### Extracted data entries
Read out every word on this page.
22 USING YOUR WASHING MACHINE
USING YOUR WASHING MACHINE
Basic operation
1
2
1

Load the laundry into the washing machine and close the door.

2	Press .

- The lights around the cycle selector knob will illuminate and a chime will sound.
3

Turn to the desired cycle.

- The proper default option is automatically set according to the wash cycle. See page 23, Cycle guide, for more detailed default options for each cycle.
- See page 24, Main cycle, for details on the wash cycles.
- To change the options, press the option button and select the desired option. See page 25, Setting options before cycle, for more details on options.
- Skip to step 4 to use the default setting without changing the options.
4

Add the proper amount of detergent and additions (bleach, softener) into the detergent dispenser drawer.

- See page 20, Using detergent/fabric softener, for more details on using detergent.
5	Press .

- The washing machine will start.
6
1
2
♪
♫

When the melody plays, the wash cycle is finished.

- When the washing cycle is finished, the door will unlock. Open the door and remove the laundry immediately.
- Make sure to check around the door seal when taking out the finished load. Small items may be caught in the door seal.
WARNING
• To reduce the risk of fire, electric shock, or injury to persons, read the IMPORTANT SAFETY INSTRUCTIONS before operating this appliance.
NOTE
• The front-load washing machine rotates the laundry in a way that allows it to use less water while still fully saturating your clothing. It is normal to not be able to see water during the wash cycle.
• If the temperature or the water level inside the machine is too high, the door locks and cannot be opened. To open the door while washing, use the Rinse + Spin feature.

### WHAT YOU SHOULD DO
Scan the material and collect every line that contains "into".

### COMPLETED TASK
Load the laundry into the washing machine and close the door.
Add the proper amount of detergent and additions (bleach, softener) into the detergent dispenser drawer.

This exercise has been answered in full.